____ Material provided

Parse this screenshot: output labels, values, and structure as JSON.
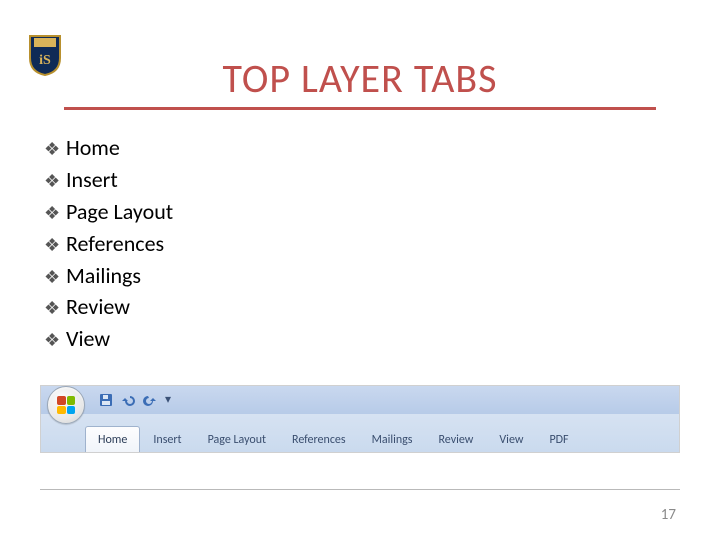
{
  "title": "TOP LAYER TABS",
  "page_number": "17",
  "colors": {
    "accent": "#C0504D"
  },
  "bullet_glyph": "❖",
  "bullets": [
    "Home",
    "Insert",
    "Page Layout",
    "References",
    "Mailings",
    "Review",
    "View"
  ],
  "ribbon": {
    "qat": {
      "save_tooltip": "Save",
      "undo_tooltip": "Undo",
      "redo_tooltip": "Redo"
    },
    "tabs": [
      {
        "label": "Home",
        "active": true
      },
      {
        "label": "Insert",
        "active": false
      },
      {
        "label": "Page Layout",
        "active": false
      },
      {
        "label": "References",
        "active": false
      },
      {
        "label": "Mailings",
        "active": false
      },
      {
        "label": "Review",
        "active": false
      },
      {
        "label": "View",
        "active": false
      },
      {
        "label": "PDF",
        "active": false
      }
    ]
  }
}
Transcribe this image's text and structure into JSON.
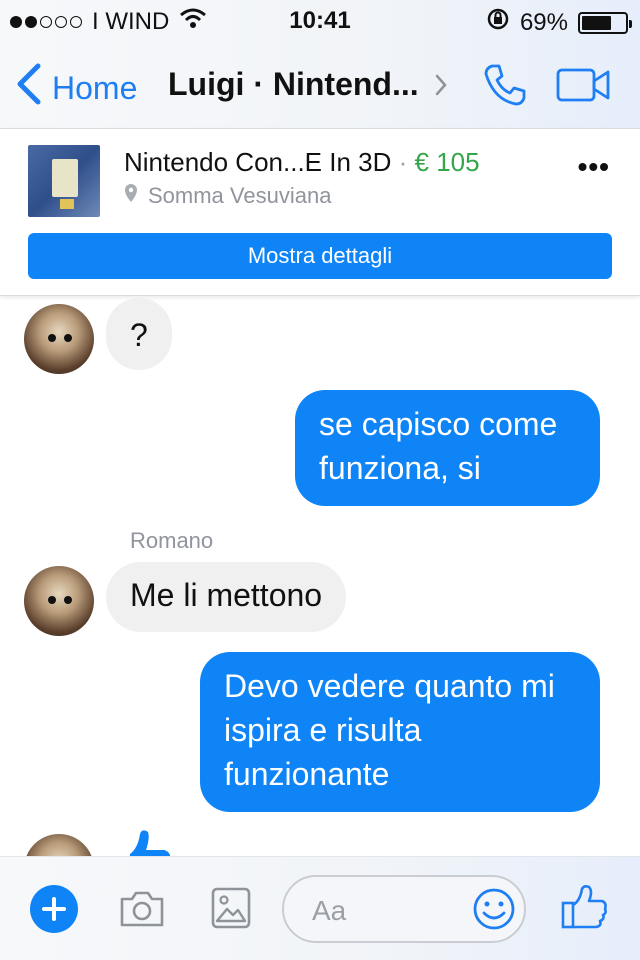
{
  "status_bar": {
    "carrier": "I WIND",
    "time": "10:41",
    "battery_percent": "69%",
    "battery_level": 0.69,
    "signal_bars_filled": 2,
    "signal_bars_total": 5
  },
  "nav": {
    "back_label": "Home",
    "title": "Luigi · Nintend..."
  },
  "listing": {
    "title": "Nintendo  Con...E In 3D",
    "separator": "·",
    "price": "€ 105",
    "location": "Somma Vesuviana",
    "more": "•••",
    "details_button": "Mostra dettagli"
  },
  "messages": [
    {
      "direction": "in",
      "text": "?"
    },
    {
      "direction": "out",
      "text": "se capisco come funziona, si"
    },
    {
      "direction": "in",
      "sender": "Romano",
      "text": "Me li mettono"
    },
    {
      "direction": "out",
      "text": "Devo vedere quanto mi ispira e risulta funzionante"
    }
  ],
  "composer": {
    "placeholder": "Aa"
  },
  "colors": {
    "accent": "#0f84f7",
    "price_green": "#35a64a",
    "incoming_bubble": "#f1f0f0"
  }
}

________

Stated goal: Copy out all lines from the material above that contain the string "text".

Exercise solution:
Transcribe this image's text and structure into JSON.
      "text": "?"
      "text": "se capisco come funziona, si"
      "text": "Me li mettono"
      "text": "Devo vedere quanto mi ispira e risulta funzionante"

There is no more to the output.